━━━━━ DATA
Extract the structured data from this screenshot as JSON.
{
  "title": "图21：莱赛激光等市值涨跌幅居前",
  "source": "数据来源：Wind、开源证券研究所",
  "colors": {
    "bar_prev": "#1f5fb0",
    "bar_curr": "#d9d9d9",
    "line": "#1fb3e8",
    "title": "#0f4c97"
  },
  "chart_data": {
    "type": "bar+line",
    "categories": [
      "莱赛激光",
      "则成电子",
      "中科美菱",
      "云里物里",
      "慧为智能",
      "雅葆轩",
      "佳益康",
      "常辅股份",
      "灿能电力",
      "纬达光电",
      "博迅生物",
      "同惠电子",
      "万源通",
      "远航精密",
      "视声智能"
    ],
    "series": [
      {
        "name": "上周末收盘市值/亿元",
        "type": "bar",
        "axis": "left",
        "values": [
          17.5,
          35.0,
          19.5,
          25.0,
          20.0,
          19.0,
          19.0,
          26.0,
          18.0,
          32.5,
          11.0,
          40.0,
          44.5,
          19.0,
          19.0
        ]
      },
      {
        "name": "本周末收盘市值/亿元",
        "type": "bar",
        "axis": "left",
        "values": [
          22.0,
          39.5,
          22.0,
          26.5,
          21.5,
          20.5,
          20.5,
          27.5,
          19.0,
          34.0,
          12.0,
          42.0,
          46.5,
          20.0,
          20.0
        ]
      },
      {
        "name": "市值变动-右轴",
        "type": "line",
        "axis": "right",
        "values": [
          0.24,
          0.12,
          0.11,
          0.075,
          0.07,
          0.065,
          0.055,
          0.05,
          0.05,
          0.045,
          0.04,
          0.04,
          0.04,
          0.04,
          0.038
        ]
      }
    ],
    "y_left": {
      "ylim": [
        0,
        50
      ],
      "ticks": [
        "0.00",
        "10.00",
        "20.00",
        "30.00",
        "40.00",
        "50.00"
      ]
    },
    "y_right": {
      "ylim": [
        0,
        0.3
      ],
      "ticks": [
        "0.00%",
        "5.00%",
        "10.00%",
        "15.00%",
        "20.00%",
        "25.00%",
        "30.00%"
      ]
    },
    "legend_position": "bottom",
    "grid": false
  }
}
━━━━━━━━━━
Answer with one number: how many lines in the listing hold "type".

- **RESULT FOR THIS EXERCISE**:
4